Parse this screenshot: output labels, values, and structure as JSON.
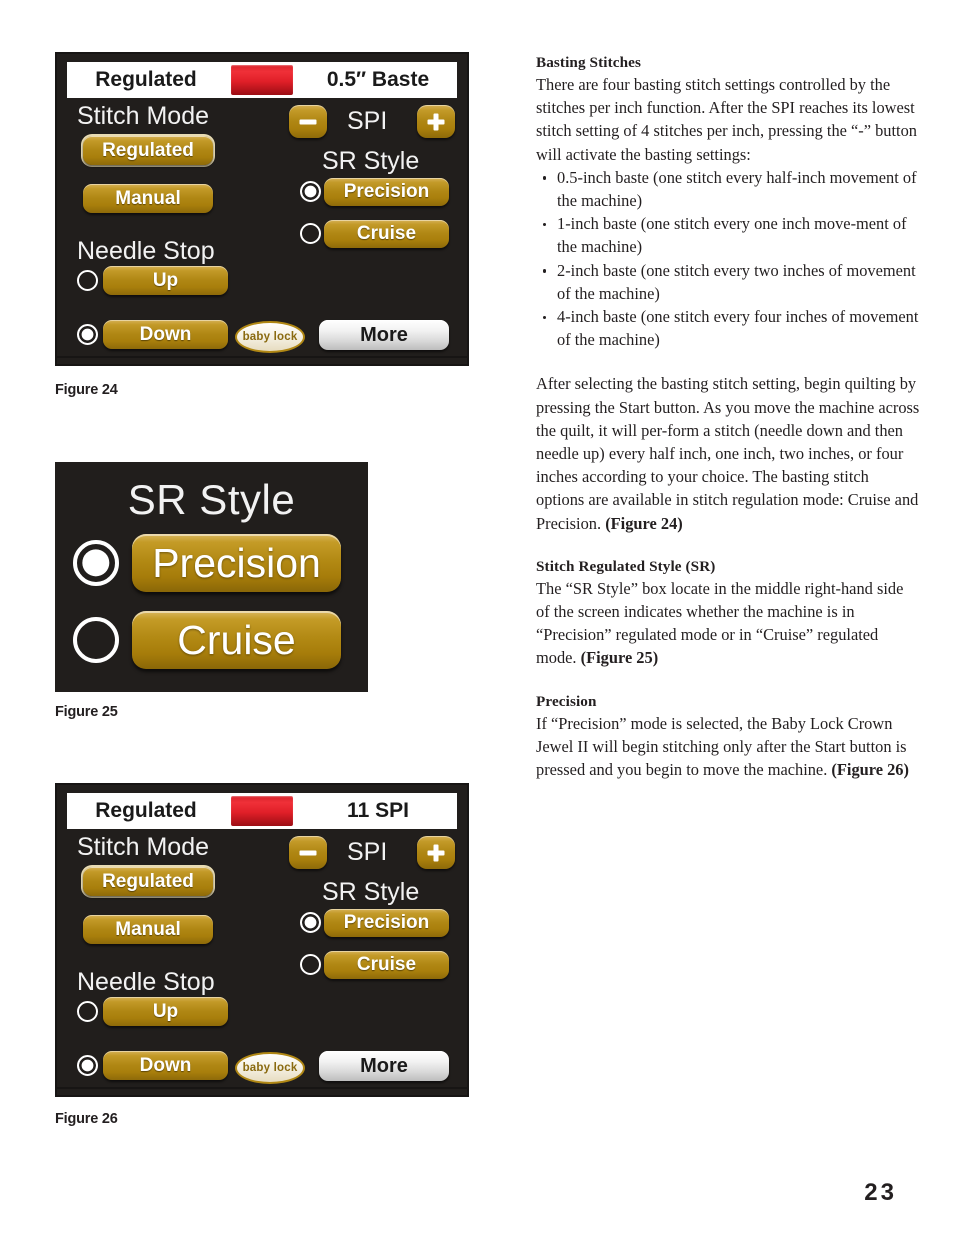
{
  "page": {
    "number": "23"
  },
  "figures": {
    "fig24": {
      "caption": "Figure 24",
      "statusbar": {
        "left": "Regulated",
        "right": "0.5″ Baste",
        "led_color": "#e01f28"
      },
      "stitch_mode_label": "Stitch Mode",
      "stitch_mode_options": [
        {
          "label": "Regulated",
          "selected": true
        },
        {
          "label": "Manual",
          "selected": false
        }
      ],
      "needle_stop_label": "Needle Stop",
      "needle_stop_options": [
        {
          "label": "Up",
          "selected": false
        },
        {
          "label": "Down",
          "selected": true
        }
      ],
      "spi_label": "SPI",
      "spi_minus": "−",
      "spi_plus": "+",
      "sr_style_label": "SR Style",
      "sr_style_options": [
        {
          "label": "Precision",
          "selected": true
        },
        {
          "label": "Cruise",
          "selected": false
        }
      ],
      "brand_logo": "baby lock",
      "more_label": "More"
    },
    "fig25": {
      "caption": "Figure 25",
      "title": "SR Style",
      "options": [
        {
          "label": "Precision",
          "selected": true
        },
        {
          "label": "Cruise",
          "selected": false
        }
      ]
    },
    "fig26": {
      "caption": "Figure 26",
      "statusbar": {
        "left": "Regulated",
        "right": "11 SPI",
        "led_color": "#e01f28"
      },
      "stitch_mode_label": "Stitch Mode",
      "stitch_mode_options": [
        {
          "label": "Regulated",
          "selected": true
        },
        {
          "label": "Manual",
          "selected": false
        }
      ],
      "needle_stop_label": "Needle Stop",
      "needle_stop_options": [
        {
          "label": "Up",
          "selected": false
        },
        {
          "label": "Down",
          "selected": true
        }
      ],
      "spi_label": "SPI",
      "spi_minus": "−",
      "spi_plus": "+",
      "sr_style_label": "SR Style",
      "sr_style_options": [
        {
          "label": "Precision",
          "selected": true
        },
        {
          "label": "Cruise",
          "selected": false
        }
      ],
      "brand_logo": "baby lock",
      "more_label": "More"
    }
  },
  "content": {
    "basting": {
      "heading": "Basting Stitches",
      "paragraph": "There are four basting stitch settings controlled by the stitches per inch function. After the SPI reaches its lowest stitch setting of 4 stitches per inch, pressing the “-” button will activate the basting settings:",
      "bullets": [
        "0.5-inch baste (one stitch every half-inch movement of the machine)",
        "1-inch baste (one stitch every one inch move-ment of the machine)",
        "2-inch baste (one stitch every two inches of movement of the machine)",
        "4-inch baste (one stitch every four inches of movement of the machine)"
      ]
    },
    "after_selecting": {
      "text": "After selecting the basting stitch setting, begin quilting by pressing the Start button. As you move the machine across the quilt, it will per-form a stitch (needle down and then needle up) every half inch, one inch, two inches, or four inches according to your choice. The basting stitch options are available in stitch regulation mode: Cruise and Precision. ",
      "figure_ref": "(Figure 24)"
    },
    "sr_section": {
      "heading": "Stitch Regulated Style (SR)",
      "text": "The “SR Style” box locate in the middle right-hand side of the screen indicates whether the machine is in “Precision” regulated mode or in “Cruise” regulated mode.  ",
      "figure_ref": "(Figure 25)"
    },
    "precision_section": {
      "heading": "Precision",
      "text": "If “Precision” mode is selected, the Baby Lock Crown Jewel II will begin stitching only after the Start button is pressed and you begin to move the machine.  ",
      "figure_ref": "(Figure 26)"
    }
  }
}
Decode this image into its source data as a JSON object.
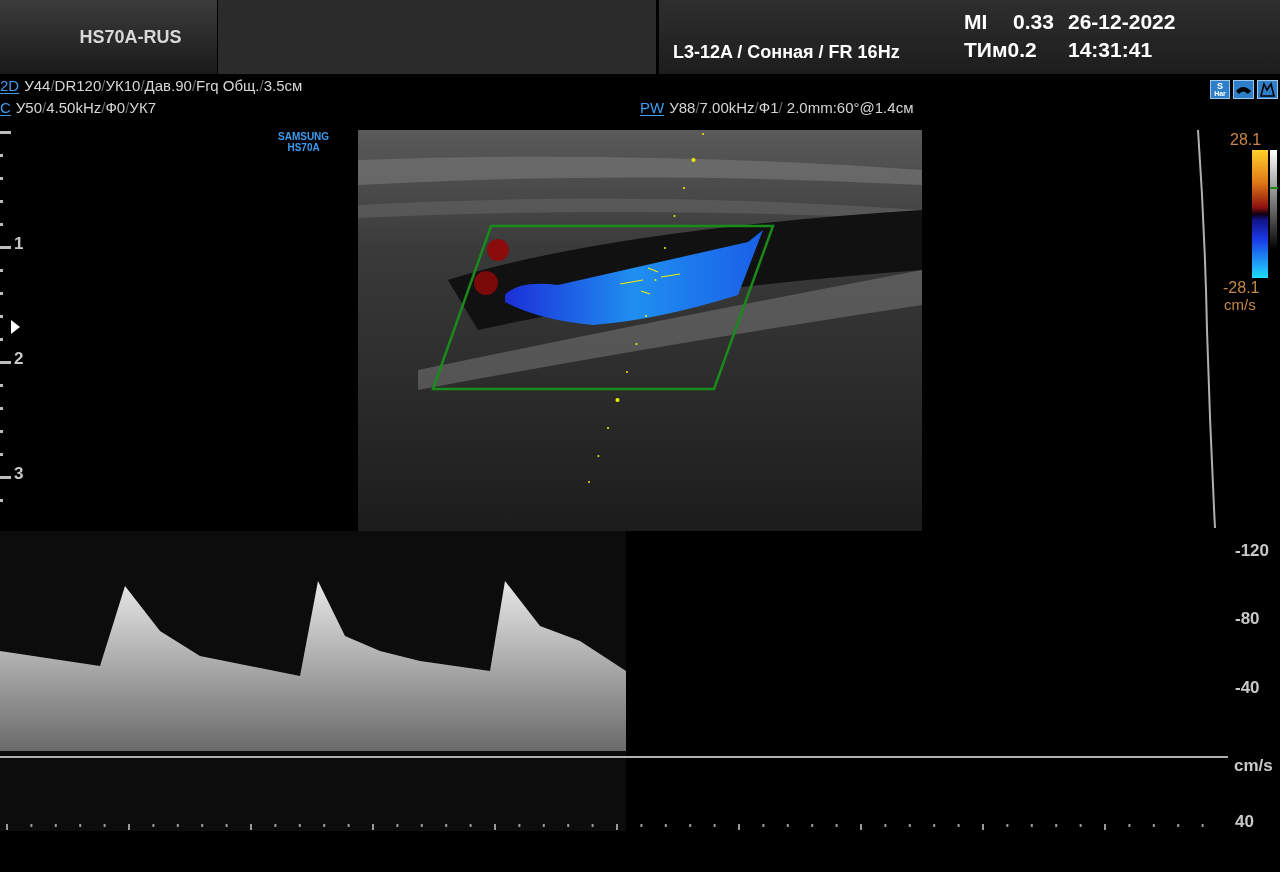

## Set problem
Transcribe each entry precisely as given, leaving the pictures out.

## Final answer
Parse this screenshot: output labels, values, and structure as JSON.
{
  "page": {
    "number": "23"
  },
  "figures": {
    "fig24": {
      "caption": "Figure 24",
      "statusbar": {
        "left": "Regulated",
        "right": "0.5″ Baste",
        "led_color": "#e01f28"
      },
      "stitch_mode_label": "Stitch Mode",
      "stitch_mode_options": [
        {
          "label": "Regulated",
          "selected": true
        },
        {
          "label": "Manual",
          "selected": false
        }
      ],
      "needle_stop_label": "Needle Stop",
      "needle_stop_options": [
        {
          "label": "Up",
          "selected": false
        },
        {
          "label": "Down",
          "selected": true
        }
      ],
      "spi_label": "SPI",
      "spi_minus": "−",
      "spi_plus": "+",
      "sr_style_label": "SR Style",
      "sr_style_options": [
        {
          "label": "Precision",
          "selected": true
        },
        {
          "label": "Cruise",
          "selected": false
        }
      ],
      "brand_logo": "baby lock",
      "more_label": "More"
    },
    "fig25": {
      "caption": "Figure 25",
      "title": "SR Style",
      "options": [
        {
          "label": "Precision",
          "selected": true
        },
        {
          "label": "Cruise",
          "selected": false
        }
      ]
    },
    "fig26": {
      "caption": "Figure 26",
      "statusbar": {
        "left": "Regulated",
        "right": "11 SPI",
        "led_color": "#e01f28"
      },
      "stitch_mode_label": "Stitch Mode",
      "stitch_mode_options": [
        {
          "label": "Regulated",
          "selected": true
        },
        {
          "label": "Manual",
          "selected": false
        }
      ],
      "needle_stop_label": "Needle Stop",
      "needle_stop_options": [
        {
          "label": "Up",
          "selected": false
        },
        {
          "label": "Down",
          "selected": true
        }
      ],
      "spi_label": "SPI",
      "spi_minus": "−",
      "spi_plus": "+",
      "sr_style_label": "SR Style",
      "sr_style_options": [
        {
          "label": "Precision",
          "selected": true
        },
        {
          "label": "Cruise",
          "selected": false
        }
      ],
      "brand_logo": "baby lock",
      "more_label": "More"
    }
  },
  "content": {
    "basting": {
      "heading": "Basting Stitches",
      "paragraph": "There are four basting stitch settings controlled by the stitches per inch function. After the SPI reaches its lowest stitch setting of 4 stitches per inch, pressing the “-” button will activate the basting settings:",
      "bullets": [
        "0.5-inch baste (one stitch every half-inch movement of the machine)",
        "1-inch baste (one stitch every one inch move-ment of the machine)",
        "2-inch baste (one stitch every two inches of movement of the machine)",
        "4-inch baste (one stitch every four inches of movement of the machine)"
      ]
    },
    "after_selecting": {
      "text": "After selecting the basting stitch setting, begin quilting by pressing the Start button. As you move the machine across the quilt, it will per-form a stitch (needle down and then needle up) every half inch, one inch, two inches, or four inches according to your choice. The basting stitch options are available in stitch regulation mode: Cruise and Precision. ",
      "figure_ref": "(Figure 24)"
    },
    "sr_section": {
      "heading": "Stitch Regulated Style (SR)",
      "text": "The “SR Style” box locate in the middle right-hand side of the screen indicates whether the machine is in “Precision” regulated mode or in “Cruise” regulated mode.  ",
      "figure_ref": "(Figure 25)"
    },
    "precision_section": {
      "heading": "Precision",
      "text": "If “Precision” mode is selected, the Baby Lock Crown Jewel II will begin stitching only after the Start button is pressed and you begin to move the machine.  ",
      "figure_ref": "(Figure 26)"
    }
  }
}
Decode this image into its source data as a JSON object.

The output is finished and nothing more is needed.